- **Directions for this task**
Scan the lines and state how many carry "Adherencia". Leave out everything but the number.

------------------------------------

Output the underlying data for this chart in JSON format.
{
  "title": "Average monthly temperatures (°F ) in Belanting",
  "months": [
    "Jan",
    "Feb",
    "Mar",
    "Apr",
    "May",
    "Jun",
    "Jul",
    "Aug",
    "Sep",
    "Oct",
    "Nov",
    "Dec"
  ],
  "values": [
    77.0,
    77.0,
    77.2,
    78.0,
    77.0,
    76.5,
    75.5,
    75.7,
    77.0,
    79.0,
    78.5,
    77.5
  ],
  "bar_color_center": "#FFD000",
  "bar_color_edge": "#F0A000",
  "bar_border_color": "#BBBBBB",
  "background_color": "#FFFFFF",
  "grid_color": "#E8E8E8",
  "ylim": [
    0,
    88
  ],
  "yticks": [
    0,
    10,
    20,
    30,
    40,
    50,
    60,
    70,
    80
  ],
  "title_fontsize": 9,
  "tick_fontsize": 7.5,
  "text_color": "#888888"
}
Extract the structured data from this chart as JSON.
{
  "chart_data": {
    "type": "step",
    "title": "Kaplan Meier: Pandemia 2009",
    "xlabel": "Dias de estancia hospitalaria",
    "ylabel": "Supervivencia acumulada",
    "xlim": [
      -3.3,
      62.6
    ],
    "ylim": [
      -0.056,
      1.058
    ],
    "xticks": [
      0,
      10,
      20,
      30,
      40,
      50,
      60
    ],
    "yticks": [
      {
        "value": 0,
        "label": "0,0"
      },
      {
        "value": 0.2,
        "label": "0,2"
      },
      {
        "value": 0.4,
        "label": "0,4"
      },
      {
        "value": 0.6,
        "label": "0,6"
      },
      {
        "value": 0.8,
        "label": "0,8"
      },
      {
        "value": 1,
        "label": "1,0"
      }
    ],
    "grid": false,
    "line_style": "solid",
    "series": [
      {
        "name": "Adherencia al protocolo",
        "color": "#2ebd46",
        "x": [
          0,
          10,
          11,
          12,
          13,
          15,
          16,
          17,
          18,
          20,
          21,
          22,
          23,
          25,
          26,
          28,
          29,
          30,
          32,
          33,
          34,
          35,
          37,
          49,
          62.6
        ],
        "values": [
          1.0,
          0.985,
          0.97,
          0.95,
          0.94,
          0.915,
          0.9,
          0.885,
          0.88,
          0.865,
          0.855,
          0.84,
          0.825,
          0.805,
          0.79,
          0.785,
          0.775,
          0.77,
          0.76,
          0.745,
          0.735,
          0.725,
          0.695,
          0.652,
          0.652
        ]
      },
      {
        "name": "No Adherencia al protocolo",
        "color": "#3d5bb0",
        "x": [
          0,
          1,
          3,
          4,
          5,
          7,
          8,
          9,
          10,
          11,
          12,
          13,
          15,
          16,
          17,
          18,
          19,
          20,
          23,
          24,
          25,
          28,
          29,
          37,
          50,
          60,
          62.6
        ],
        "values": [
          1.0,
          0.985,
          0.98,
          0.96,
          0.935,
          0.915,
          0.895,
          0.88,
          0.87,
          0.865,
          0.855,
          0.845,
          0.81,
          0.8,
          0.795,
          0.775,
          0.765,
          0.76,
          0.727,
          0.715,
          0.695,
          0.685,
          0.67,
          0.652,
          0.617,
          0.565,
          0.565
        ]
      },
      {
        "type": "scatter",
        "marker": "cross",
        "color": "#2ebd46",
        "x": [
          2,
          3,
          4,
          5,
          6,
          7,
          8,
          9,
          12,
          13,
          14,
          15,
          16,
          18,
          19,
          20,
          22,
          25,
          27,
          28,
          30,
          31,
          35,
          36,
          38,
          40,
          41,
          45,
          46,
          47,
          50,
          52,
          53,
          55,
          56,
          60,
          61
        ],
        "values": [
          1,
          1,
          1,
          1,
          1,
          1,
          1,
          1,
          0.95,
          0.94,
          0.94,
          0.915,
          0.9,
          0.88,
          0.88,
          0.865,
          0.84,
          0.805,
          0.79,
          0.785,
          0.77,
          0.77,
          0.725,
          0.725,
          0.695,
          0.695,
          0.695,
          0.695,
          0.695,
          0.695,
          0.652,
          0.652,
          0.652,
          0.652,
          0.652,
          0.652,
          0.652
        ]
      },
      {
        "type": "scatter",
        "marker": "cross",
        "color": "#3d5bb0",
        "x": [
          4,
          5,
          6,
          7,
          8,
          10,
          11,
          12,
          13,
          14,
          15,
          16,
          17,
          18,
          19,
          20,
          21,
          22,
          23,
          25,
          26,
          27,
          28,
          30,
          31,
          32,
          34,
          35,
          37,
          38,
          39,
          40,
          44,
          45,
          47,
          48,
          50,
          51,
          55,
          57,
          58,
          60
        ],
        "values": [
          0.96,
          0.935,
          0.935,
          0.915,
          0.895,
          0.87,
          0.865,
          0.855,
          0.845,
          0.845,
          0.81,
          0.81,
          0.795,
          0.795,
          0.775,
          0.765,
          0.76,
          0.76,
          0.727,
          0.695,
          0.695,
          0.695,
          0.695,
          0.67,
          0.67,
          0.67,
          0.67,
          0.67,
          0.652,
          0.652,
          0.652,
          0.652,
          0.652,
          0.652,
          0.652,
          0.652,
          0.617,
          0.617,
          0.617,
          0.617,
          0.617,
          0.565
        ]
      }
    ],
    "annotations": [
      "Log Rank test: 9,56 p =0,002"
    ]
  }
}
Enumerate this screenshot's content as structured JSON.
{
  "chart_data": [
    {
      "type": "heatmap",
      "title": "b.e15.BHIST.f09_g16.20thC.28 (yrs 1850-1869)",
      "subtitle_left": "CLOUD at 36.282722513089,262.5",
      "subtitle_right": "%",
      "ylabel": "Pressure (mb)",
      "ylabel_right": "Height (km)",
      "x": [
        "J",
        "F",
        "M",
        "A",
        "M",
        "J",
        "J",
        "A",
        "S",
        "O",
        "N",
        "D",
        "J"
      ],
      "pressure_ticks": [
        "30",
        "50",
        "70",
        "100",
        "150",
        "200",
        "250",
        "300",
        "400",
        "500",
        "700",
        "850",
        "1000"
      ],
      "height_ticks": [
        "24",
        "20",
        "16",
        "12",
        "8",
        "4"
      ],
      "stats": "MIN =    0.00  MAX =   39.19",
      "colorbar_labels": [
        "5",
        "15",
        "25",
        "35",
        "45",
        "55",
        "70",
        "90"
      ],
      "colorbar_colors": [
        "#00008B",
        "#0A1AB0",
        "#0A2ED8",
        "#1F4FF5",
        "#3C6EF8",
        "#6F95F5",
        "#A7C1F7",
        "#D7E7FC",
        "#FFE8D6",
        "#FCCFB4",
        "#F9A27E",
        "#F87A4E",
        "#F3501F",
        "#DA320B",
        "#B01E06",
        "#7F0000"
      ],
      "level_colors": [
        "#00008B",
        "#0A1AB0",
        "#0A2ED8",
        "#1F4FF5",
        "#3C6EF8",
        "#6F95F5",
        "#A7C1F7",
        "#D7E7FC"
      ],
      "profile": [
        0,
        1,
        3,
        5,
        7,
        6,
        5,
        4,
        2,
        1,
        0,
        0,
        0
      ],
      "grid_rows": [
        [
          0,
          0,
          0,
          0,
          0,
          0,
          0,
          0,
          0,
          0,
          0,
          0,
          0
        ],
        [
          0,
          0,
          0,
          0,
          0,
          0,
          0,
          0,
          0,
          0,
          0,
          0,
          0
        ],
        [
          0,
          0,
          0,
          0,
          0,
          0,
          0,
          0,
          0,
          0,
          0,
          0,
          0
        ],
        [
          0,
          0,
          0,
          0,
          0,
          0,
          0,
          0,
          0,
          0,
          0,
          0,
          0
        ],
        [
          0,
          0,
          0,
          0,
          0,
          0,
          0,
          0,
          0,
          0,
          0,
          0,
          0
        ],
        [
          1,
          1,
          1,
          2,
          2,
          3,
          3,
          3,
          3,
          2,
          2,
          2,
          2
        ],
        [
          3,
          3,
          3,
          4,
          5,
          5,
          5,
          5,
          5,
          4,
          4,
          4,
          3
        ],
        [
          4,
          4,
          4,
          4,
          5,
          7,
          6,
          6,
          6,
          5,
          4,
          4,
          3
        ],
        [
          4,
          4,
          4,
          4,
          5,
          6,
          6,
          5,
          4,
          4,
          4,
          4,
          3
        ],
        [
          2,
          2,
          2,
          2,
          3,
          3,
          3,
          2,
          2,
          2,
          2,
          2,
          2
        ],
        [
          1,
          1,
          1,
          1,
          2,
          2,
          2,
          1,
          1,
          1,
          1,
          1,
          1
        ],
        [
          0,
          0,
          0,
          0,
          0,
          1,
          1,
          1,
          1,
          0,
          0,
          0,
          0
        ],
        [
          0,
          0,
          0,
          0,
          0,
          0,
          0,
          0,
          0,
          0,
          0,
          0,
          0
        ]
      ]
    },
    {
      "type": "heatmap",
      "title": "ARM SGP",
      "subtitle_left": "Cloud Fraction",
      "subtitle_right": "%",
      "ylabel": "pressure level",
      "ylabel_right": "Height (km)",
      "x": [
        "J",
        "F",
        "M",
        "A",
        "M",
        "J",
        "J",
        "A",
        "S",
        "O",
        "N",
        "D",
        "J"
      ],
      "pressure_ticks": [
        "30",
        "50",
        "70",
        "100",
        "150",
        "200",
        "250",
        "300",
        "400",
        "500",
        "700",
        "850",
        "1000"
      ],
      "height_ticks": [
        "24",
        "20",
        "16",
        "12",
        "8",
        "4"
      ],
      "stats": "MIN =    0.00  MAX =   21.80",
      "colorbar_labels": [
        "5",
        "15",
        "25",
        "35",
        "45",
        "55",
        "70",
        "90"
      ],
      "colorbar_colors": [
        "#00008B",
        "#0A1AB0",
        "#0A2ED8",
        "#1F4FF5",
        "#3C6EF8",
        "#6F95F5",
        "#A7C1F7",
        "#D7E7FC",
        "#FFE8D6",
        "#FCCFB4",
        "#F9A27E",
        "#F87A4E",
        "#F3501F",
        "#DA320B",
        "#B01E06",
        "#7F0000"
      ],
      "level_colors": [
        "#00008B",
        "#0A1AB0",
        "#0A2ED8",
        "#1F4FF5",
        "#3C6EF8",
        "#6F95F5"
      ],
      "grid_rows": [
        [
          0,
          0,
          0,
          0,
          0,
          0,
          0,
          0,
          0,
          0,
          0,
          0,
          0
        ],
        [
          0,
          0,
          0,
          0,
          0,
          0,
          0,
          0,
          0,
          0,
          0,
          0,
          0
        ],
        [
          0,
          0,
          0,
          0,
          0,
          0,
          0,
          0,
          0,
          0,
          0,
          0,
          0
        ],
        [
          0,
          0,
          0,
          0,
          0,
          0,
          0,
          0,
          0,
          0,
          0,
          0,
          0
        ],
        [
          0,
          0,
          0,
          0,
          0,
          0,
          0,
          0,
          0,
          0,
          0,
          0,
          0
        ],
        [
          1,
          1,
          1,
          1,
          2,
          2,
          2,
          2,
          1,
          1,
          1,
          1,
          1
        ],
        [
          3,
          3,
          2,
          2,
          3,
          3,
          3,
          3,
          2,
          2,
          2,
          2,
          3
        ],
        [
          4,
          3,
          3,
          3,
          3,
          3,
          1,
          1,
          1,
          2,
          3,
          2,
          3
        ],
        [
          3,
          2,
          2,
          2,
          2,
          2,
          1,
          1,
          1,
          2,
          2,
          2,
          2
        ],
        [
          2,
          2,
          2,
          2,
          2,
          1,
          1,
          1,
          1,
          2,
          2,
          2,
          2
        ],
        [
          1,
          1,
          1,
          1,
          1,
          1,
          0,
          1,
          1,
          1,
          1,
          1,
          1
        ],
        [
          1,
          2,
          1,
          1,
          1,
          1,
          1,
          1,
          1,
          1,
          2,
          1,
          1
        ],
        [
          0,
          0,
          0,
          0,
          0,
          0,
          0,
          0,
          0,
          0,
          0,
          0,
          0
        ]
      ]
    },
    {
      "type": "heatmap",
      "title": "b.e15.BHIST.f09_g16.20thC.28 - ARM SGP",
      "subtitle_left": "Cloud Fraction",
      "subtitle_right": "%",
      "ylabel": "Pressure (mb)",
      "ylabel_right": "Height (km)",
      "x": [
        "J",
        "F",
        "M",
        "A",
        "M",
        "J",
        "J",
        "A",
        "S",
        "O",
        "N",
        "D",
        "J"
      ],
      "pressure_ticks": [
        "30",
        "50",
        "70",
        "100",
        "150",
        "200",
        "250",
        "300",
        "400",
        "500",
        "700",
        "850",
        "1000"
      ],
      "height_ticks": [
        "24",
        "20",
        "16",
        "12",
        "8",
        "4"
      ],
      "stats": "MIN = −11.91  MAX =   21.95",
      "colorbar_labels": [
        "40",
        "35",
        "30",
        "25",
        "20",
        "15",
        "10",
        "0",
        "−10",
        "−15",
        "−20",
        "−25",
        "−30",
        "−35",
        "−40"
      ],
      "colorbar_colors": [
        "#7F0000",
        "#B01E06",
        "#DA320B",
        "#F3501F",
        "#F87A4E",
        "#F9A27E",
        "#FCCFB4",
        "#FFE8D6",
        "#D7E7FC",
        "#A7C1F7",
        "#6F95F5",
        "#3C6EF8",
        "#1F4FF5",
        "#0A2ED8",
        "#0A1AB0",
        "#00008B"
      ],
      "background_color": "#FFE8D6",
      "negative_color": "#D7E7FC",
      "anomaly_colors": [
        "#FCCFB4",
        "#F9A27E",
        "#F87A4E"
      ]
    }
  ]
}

------------------------------------

- **Response to the task**
2